Drop every picture, then transcribe the remaining data exactly.

[Available records start]

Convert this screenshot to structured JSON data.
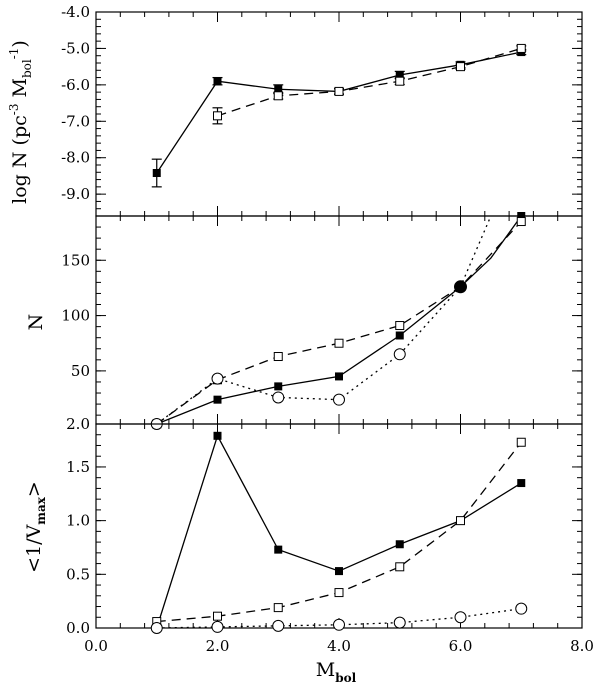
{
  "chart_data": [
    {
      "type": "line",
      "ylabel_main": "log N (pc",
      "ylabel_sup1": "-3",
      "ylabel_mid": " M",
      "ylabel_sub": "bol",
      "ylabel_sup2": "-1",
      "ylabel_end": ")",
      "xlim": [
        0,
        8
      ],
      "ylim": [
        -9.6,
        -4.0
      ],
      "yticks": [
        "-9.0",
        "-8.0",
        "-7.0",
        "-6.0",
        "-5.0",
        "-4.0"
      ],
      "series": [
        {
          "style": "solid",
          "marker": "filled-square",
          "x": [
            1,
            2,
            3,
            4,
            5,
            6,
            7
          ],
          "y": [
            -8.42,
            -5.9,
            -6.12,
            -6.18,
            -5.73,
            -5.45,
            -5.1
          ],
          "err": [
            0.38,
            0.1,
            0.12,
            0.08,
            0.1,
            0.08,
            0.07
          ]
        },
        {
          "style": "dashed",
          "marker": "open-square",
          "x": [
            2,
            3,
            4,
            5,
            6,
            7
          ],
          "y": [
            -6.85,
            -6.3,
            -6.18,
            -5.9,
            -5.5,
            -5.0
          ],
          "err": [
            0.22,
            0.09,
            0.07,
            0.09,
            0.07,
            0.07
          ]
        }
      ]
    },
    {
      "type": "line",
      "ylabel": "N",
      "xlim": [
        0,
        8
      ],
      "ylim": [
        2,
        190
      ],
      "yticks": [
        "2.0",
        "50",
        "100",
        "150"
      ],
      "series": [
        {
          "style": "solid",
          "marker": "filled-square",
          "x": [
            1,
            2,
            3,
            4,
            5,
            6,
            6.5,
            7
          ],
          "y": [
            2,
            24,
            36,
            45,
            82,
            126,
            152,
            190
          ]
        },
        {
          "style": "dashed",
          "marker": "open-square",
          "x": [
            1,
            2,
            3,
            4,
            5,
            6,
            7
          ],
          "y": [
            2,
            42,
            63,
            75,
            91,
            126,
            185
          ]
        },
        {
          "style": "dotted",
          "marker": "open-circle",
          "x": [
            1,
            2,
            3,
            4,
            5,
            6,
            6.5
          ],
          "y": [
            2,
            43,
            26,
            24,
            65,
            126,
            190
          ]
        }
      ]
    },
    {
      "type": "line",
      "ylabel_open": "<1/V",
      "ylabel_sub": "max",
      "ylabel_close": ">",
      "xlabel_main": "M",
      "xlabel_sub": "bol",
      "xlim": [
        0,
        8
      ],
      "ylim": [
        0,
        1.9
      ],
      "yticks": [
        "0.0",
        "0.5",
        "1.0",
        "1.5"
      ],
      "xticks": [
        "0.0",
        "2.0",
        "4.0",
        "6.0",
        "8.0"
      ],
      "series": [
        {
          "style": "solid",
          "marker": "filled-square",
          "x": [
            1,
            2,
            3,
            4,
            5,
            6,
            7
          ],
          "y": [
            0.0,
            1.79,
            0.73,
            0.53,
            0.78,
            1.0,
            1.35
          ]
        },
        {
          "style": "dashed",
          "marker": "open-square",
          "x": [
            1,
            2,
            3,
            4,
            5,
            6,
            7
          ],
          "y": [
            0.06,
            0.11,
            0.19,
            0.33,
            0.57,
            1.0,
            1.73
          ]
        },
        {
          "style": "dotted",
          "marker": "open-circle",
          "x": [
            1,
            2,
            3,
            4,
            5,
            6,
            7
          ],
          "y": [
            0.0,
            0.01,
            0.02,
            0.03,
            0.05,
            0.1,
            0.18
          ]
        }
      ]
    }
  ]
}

[Available records end]

● **Result of the exercise**:
Convert this screenshot to structured JSON data.
{
  "chart_data": [
    {
      "type": "line",
      "ylabel_main": "log N (pc",
      "ylabel_sup1": "-3",
      "ylabel_mid": " M",
      "ylabel_sub": "bol",
      "ylabel_sup2": "-1",
      "ylabel_end": ")",
      "xlim": [
        0,
        8
      ],
      "ylim": [
        -9.6,
        -4.0
      ],
      "yticks": [
        "-9.0",
        "-8.0",
        "-7.0",
        "-6.0",
        "-5.0",
        "-4.0"
      ],
      "series": [
        {
          "style": "solid",
          "marker": "filled-square",
          "x": [
            1,
            2,
            3,
            4,
            5,
            6,
            7
          ],
          "y": [
            -8.42,
            -5.9,
            -6.12,
            -6.18,
            -5.73,
            -5.45,
            -5.1
          ],
          "err": [
            0.38,
            0.1,
            0.12,
            0.08,
            0.1,
            0.08,
            0.07
          ]
        },
        {
          "style": "dashed",
          "marker": "open-square",
          "x": [
            2,
            3,
            4,
            5,
            6,
            7
          ],
          "y": [
            -6.85,
            -6.3,
            -6.18,
            -5.9,
            -5.5,
            -5.0
          ],
          "err": [
            0.22,
            0.09,
            0.07,
            0.09,
            0.07,
            0.07
          ]
        }
      ]
    },
    {
      "type": "line",
      "ylabel": "N",
      "xlim": [
        0,
        8
      ],
      "ylim": [
        2,
        190
      ],
      "yticks": [
        "2.0",
        "50",
        "100",
        "150"
      ],
      "series": [
        {
          "style": "solid",
          "marker": "filled-square",
          "x": [
            1,
            2,
            3,
            4,
            5,
            6,
            6.5,
            7
          ],
          "y": [
            2,
            24,
            36,
            45,
            82,
            126,
            152,
            190
          ]
        },
        {
          "style": "dashed",
          "marker": "open-square",
          "x": [
            1,
            2,
            3,
            4,
            5,
            6,
            7
          ],
          "y": [
            2,
            42,
            63,
            75,
            91,
            126,
            185
          ]
        },
        {
          "style": "dotted",
          "marker": "open-circle",
          "x": [
            1,
            2,
            3,
            4,
            5,
            6,
            6.5
          ],
          "y": [
            2,
            43,
            26,
            24,
            65,
            126,
            190
          ]
        }
      ]
    },
    {
      "type": "line",
      "ylabel_open": "<1/V",
      "ylabel_sub": "max",
      "ylabel_close": ">",
      "xlabel_main": "M",
      "xlabel_sub": "bol",
      "xlim": [
        0,
        8
      ],
      "ylim": [
        0,
        1.9
      ],
      "yticks": [
        "0.0",
        "0.5",
        "1.0",
        "1.5"
      ],
      "xticks": [
        "0.0",
        "2.0",
        "4.0",
        "6.0",
        "8.0"
      ],
      "series": [
        {
          "style": "solid",
          "marker": "filled-square",
          "x": [
            1,
            2,
            3,
            4,
            5,
            6,
            7
          ],
          "y": [
            0.0,
            1.79,
            0.73,
            0.53,
            0.78,
            1.0,
            1.35
          ]
        },
        {
          "style": "dashed",
          "marker": "open-square",
          "x": [
            1,
            2,
            3,
            4,
            5,
            6,
            7
          ],
          "y": [
            0.06,
            0.11,
            0.19,
            0.33,
            0.57,
            1.0,
            1.73
          ]
        },
        {
          "style": "dotted",
          "marker": "open-circle",
          "x": [
            1,
            2,
            3,
            4,
            5,
            6,
            7
          ],
          "y": [
            0.0,
            0.01,
            0.02,
            0.03,
            0.05,
            0.1,
            0.18
          ]
        }
      ]
    }
  ]
}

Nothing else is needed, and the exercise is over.